[Entries with figure data]

- - -

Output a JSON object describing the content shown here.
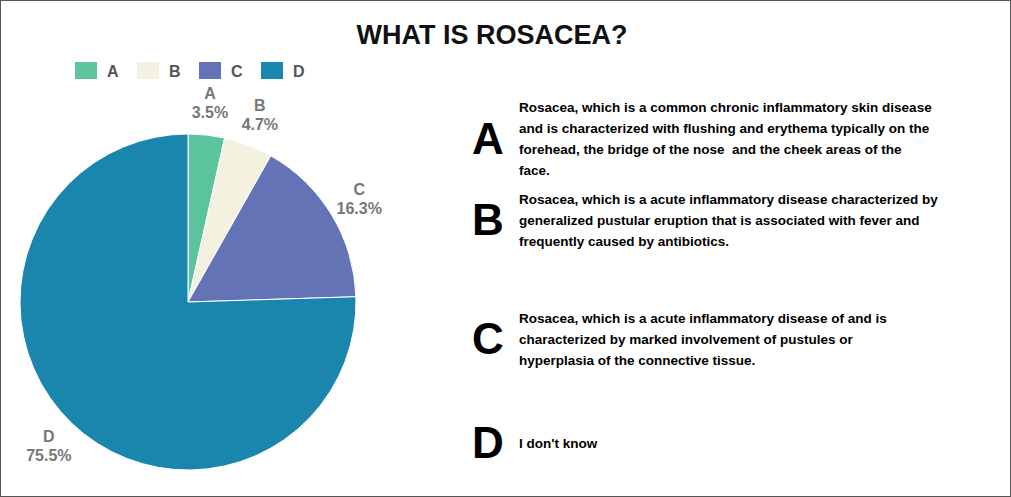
{
  "chart_data": {
    "type": "pie",
    "title": "WHAT IS ROSACEA?",
    "categories": [
      "A",
      "B",
      "C",
      "D"
    ],
    "values": [
      3.5,
      4.7,
      16.3,
      75.5
    ],
    "value_labels": [
      "3.5%",
      "4.7%",
      "16.3%",
      "75.5%"
    ],
    "colors": [
      "#5cc49c",
      "#f4f1e1",
      "#6473b5",
      "#1a86ad"
    ],
    "data_labels": true,
    "legend": "top-left",
    "annotations": [
      [
        "Rosacea, which is a common chronic inflammatory skin disease",
        "and is characterized with flushing and erythema typically on the",
        "forehead, the bridge of the nose  and the cheek areas of the",
        "face."
      ],
      [
        "Rosacea, which is a acute inflammatory disease characterized by",
        "generalized pustular eruption that is associated with fever and",
        "frequently caused by antibiotics."
      ],
      [
        "Rosacea, which is a acute inflammatory disease of and is",
        "characterized by marked involvement of pustules or",
        "hyperplasia of the connective tissue."
      ],
      [
        "I don't know"
      ]
    ]
  }
}
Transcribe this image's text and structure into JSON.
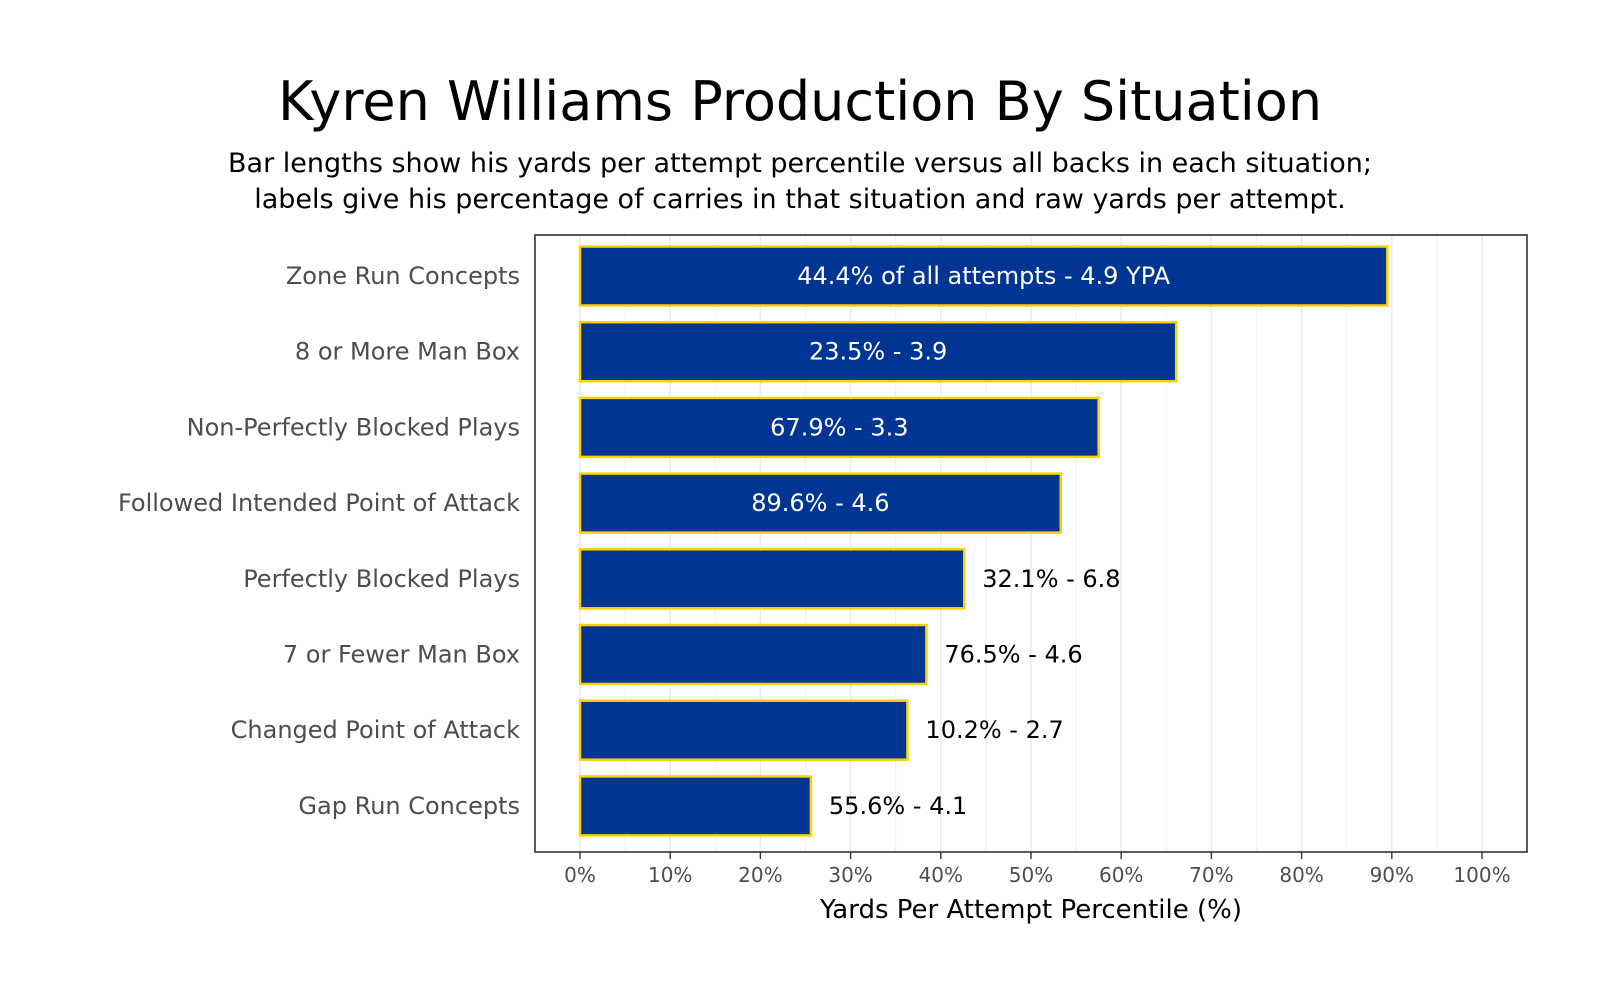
{
  "chart_data": {
    "type": "bar",
    "orientation": "horizontal",
    "title": "Kyren Williams Production By Situation",
    "subtitle_lines": [
      "Bar lengths show his yards per attempt percentile versus all backs in each situation;",
      "labels give his percentage of carries in that situation and raw yards per attempt."
    ],
    "xlabel": "Yards Per Attempt Percentile (%)",
    "ylabel": "",
    "xlim": [
      0,
      100
    ],
    "x_ticks": [
      "0%",
      "10%",
      "20%",
      "30%",
      "40%",
      "50%",
      "60%",
      "70%",
      "80%",
      "90%",
      "100%"
    ],
    "grid": true,
    "categories": [
      "Zone Run Concepts",
      "8 or More Man Box",
      "Non-Perfectly Blocked Plays",
      "Followed Intended Point of Attack",
      "Perfectly Blocked Plays",
      "7 or Fewer Man Box",
      "Changed Point of Attack",
      "Gap Run Concepts"
    ],
    "values": [
      89.5,
      66.1,
      57.5,
      53.3,
      42.6,
      38.4,
      36.3,
      25.6
    ],
    "labels": [
      "44.4% of all attempts - 4.9 YPA",
      "23.5% - 3.9",
      "67.9% - 3.3",
      "89.6% - 4.6",
      "32.1% - 6.8",
      "76.5% - 4.6",
      "10.2% - 2.7",
      "55.6% - 4.1"
    ],
    "label_inside": [
      true,
      true,
      true,
      true,
      false,
      false,
      false,
      false
    ],
    "colors": {
      "bar_fill": "#003594",
      "bar_outline": "#FFD100",
      "label_inside": "#ffffff",
      "label_outside": "#000000",
      "grid": "#ebebeb",
      "panel_border": "#333333"
    }
  }
}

- - -

# The task:
Without the pictures, repeat all the records word for word.

# Response to the exercise:
Output a JSON object describing the content shown here.
{
  "chart_data": {
    "type": "pie",
    "title": "WHAT IS ROSACEA?",
    "categories": [
      "A",
      "B",
      "C",
      "D"
    ],
    "values": [
      3.5,
      4.7,
      16.3,
      75.5
    ],
    "value_labels": [
      "3.5%",
      "4.7%",
      "16.3%",
      "75.5%"
    ],
    "colors": [
      "#5cc49c",
      "#f4f1e1",
      "#6473b5",
      "#1a86ad"
    ],
    "data_labels": true,
    "legend": "top-left",
    "annotations": [
      [
        "Rosacea, which is a common chronic inflammatory skin disease",
        "and is characterized with flushing and erythema typically on the",
        "forehead, the bridge of the nose  and the cheek areas of the",
        "face."
      ],
      [
        "Rosacea, which is a acute inflammatory disease characterized by",
        "generalized pustular eruption that is associated with fever and",
        "frequently caused by antibiotics."
      ],
      [
        "Rosacea, which is a acute inflammatory disease of and is",
        "characterized by marked involvement of pustules or",
        "hyperplasia of the connective tissue."
      ],
      [
        "I don't know"
      ]
    ]
  }
}
Transcribe this image's text and structure into JSON.
{
  "chart_data": {
    "type": "bar",
    "orientation": "horizontal",
    "title": "Kyren Williams Production By Situation",
    "subtitle_lines": [
      "Bar lengths show his yards per attempt percentile versus all backs in each situation;",
      "labels give his percentage of carries in that situation and raw yards per attempt."
    ],
    "xlabel": "Yards Per Attempt Percentile (%)",
    "ylabel": "",
    "xlim": [
      0,
      100
    ],
    "x_ticks": [
      "0%",
      "10%",
      "20%",
      "30%",
      "40%",
      "50%",
      "60%",
      "70%",
      "80%",
      "90%",
      "100%"
    ],
    "grid": true,
    "categories": [
      "Zone Run Concepts",
      "8 or More Man Box",
      "Non-Perfectly Blocked Plays",
      "Followed Intended Point of Attack",
      "Perfectly Blocked Plays",
      "7 or Fewer Man Box",
      "Changed Point of Attack",
      "Gap Run Concepts"
    ],
    "values": [
      89.5,
      66.1,
      57.5,
      53.3,
      42.6,
      38.4,
      36.3,
      25.6
    ],
    "labels": [
      "44.4% of all attempts - 4.9 YPA",
      "23.5% - 3.9",
      "67.9% - 3.3",
      "89.6% - 4.6",
      "32.1% - 6.8",
      "76.5% - 4.6",
      "10.2% - 2.7",
      "55.6% - 4.1"
    ],
    "label_inside": [
      true,
      true,
      true,
      true,
      false,
      false,
      false,
      false
    ],
    "colors": {
      "bar_fill": "#003594",
      "bar_outline": "#FFD100",
      "label_inside": "#ffffff",
      "label_outside": "#000000",
      "grid": "#ebebeb",
      "panel_border": "#333333"
    }
  }
}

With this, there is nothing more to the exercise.